WHAT YOU WILL DO:
Compute how many lines in the entries below contain "JSON", and output nothing but the number.
--- START OF ENTRIES SHOWN ---
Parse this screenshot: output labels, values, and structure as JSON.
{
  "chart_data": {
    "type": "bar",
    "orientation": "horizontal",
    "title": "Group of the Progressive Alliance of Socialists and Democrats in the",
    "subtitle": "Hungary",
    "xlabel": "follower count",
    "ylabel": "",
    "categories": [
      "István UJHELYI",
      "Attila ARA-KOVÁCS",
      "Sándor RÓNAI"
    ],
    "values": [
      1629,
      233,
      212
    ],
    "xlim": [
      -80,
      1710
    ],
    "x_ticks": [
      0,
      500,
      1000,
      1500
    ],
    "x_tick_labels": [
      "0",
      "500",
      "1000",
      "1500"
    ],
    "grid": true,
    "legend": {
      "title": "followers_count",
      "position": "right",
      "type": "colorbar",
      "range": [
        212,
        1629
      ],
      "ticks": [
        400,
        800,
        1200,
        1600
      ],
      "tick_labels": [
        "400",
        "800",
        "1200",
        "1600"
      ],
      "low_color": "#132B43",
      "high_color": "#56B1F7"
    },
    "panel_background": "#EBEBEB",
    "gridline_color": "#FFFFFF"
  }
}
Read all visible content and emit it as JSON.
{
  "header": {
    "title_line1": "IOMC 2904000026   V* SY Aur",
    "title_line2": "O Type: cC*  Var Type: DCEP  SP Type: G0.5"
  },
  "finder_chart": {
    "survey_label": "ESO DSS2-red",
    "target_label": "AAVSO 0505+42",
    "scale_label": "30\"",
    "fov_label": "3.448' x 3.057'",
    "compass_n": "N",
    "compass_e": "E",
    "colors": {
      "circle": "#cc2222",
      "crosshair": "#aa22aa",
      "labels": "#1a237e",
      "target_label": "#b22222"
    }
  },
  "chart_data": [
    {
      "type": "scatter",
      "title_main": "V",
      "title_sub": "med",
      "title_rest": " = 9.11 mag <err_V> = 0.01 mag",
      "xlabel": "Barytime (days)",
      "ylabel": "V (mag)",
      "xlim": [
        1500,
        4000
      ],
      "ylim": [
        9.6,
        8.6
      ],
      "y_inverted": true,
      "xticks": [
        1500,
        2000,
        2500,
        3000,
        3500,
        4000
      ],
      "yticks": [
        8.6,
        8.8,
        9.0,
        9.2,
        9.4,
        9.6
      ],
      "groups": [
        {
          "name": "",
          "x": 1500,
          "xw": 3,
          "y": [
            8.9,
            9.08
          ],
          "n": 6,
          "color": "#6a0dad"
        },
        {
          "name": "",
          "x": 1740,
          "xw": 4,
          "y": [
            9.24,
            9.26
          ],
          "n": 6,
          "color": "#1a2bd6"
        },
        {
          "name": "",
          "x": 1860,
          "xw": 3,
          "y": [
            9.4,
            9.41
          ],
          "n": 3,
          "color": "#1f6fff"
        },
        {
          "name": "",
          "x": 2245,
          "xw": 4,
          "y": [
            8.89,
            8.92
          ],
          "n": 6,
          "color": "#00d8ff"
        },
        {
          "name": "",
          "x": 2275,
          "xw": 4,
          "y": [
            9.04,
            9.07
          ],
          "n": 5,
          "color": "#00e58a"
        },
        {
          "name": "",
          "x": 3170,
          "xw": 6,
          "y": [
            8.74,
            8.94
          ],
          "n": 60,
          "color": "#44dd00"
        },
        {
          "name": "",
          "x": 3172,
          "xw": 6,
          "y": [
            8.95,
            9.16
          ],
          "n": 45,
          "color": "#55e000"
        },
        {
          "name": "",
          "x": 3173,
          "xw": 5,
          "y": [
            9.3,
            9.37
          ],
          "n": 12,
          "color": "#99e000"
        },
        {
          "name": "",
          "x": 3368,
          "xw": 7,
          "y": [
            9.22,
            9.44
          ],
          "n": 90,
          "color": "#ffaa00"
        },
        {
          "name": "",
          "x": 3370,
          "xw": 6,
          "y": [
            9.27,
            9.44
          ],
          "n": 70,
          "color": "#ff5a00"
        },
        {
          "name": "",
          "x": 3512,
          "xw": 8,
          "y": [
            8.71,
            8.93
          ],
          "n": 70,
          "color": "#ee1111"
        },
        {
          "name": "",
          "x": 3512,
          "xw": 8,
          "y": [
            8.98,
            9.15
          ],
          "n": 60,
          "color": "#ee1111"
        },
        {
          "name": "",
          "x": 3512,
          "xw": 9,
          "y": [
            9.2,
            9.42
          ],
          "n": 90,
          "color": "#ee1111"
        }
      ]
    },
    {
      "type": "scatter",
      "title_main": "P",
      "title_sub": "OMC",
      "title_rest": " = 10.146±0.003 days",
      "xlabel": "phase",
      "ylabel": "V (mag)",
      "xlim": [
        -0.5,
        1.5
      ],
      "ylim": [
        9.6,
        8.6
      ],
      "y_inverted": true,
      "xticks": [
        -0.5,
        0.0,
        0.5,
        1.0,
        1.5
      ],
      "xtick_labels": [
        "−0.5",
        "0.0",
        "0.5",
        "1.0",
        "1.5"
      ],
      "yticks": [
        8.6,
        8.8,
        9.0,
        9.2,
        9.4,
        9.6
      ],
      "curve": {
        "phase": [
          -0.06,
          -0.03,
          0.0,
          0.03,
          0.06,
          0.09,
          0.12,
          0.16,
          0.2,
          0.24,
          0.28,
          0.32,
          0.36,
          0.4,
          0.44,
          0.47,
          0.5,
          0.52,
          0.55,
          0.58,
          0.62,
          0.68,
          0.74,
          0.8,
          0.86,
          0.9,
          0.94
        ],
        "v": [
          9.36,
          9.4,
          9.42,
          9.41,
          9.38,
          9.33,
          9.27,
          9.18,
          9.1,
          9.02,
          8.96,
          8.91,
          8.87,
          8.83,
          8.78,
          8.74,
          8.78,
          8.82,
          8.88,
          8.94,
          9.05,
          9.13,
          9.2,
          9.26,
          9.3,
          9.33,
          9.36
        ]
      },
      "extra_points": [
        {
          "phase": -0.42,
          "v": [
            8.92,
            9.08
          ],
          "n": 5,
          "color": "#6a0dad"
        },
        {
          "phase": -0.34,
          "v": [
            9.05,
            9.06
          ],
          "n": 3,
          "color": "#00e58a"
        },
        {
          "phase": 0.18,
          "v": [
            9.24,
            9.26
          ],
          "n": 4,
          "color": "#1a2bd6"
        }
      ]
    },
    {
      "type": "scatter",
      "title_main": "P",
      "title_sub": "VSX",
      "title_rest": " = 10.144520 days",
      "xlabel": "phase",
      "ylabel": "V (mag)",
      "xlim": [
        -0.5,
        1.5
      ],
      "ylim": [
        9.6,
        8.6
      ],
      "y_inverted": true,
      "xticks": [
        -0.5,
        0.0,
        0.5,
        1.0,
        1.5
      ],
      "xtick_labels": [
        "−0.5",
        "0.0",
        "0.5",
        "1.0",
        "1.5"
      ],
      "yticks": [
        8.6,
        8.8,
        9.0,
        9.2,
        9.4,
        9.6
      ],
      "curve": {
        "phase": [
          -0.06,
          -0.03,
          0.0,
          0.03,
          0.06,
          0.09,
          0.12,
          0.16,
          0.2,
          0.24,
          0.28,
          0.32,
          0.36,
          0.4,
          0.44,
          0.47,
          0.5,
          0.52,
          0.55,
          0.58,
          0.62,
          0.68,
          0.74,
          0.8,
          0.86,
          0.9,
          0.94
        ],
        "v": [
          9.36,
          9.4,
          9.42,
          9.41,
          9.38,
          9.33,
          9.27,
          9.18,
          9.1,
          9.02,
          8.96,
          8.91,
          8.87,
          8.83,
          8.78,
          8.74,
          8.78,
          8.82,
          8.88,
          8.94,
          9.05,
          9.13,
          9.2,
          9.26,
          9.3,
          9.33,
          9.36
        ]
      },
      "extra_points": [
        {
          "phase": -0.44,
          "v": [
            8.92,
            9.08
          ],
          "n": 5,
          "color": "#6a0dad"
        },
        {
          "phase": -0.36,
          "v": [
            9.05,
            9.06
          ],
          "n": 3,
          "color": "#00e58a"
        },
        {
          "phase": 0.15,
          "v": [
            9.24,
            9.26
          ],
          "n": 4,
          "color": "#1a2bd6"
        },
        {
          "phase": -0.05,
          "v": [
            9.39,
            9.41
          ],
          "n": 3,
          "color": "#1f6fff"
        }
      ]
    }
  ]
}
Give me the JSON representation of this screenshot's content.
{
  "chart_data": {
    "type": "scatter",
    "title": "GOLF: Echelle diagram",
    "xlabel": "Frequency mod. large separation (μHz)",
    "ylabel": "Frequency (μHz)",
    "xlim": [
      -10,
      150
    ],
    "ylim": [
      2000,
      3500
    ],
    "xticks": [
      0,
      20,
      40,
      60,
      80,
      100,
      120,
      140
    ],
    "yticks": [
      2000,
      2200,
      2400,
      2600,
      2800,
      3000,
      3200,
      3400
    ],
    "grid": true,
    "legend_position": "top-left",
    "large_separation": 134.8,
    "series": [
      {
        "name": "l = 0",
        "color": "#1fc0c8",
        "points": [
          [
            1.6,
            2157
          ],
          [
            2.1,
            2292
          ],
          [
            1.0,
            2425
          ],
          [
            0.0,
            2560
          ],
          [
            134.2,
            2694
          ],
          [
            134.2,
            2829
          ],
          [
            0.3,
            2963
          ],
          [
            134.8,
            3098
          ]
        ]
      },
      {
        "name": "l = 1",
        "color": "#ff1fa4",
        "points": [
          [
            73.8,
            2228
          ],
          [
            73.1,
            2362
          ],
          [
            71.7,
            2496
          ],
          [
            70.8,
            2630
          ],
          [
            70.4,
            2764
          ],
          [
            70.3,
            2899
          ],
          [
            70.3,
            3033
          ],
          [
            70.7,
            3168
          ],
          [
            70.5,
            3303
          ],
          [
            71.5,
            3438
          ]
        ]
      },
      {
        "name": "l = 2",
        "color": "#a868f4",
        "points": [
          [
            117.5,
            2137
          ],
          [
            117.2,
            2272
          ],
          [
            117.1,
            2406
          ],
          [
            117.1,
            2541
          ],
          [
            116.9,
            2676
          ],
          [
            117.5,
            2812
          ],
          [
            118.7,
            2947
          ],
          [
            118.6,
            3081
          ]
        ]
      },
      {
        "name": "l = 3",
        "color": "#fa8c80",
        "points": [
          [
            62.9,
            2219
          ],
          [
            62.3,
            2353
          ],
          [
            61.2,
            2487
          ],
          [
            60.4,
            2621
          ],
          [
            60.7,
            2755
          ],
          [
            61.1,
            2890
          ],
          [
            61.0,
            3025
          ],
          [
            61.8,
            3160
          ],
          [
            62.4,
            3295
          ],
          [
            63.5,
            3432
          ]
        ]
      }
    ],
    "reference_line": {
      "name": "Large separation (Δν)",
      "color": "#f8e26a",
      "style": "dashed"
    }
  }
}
--- END OF ENTRIES SHOWN ---
FINAL RESULT:
3